Records:
---+---

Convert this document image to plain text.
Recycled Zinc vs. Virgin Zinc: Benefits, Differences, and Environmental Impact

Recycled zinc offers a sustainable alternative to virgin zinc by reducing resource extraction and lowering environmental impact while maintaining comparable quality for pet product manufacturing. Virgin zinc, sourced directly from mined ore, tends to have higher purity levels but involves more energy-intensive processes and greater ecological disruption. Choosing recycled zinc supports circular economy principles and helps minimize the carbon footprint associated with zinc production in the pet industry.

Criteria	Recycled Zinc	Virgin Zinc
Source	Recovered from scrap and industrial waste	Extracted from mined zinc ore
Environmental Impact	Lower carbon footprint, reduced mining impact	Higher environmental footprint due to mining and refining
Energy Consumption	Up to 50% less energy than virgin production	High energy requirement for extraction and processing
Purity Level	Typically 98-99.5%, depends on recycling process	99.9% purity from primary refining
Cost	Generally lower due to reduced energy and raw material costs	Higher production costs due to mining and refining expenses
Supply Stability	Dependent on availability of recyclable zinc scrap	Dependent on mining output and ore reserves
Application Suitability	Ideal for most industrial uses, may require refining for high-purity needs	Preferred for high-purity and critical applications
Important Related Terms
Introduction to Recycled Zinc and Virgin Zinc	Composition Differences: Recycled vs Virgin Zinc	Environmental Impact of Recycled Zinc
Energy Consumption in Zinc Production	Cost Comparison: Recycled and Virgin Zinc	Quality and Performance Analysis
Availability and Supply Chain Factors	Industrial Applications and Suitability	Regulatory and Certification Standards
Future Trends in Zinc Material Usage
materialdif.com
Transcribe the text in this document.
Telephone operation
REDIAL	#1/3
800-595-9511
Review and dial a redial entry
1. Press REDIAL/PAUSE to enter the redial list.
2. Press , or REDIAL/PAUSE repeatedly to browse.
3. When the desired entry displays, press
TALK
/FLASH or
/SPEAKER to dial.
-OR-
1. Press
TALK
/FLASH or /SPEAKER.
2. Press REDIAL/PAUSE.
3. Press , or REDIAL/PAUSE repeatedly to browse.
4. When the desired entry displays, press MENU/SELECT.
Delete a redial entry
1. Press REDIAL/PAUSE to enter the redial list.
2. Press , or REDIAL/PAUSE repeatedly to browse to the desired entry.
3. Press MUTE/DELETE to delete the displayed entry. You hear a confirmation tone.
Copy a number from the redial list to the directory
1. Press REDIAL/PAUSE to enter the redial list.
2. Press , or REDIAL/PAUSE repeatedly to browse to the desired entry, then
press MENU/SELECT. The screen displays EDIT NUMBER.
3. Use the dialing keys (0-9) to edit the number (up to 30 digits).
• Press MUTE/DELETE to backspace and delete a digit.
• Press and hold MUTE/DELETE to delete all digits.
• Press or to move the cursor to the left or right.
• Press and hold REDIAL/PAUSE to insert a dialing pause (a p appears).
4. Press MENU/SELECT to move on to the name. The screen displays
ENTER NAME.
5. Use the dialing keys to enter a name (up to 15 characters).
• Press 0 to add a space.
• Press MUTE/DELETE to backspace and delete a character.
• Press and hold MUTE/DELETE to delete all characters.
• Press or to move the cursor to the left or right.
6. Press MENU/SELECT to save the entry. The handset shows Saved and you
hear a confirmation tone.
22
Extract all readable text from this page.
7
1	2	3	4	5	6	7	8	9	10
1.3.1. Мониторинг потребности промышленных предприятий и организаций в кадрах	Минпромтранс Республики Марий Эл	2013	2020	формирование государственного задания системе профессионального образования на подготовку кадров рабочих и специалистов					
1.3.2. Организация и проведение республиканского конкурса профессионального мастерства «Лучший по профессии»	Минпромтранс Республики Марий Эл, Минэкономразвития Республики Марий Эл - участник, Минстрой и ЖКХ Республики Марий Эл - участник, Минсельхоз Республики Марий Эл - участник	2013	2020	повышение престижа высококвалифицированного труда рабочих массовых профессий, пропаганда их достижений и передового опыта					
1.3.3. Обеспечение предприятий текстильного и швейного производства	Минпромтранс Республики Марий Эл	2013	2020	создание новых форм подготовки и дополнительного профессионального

---+---

What to produce:
Copy out every line from the material above in which the word "рабочих" appears.

Full output:
1.3.1. Мониторинг потребности промышленных предприятий и организаций в кадрах	Минпромтранс Республики Марий Эл	2013	2020	формирование государственного задания системе профессионального образования на подготовку кадров рабочих и специалистов					
1.3.2. Организация и проведение республиканского конкурса профессионального мастерства «Лучший по профессии»	Минпромтранс Республики Марий Эл, Минэкономразвития Республики Марий Эл - участник, Минстрой и ЖКХ Республики Марий Эл - участник, Минсельхоз Республики Марий Эл - участник	2013	2020	повышение престижа высококвалифицированного труда рабочих массовых профессий, пропаганда их достижений и передового опыта					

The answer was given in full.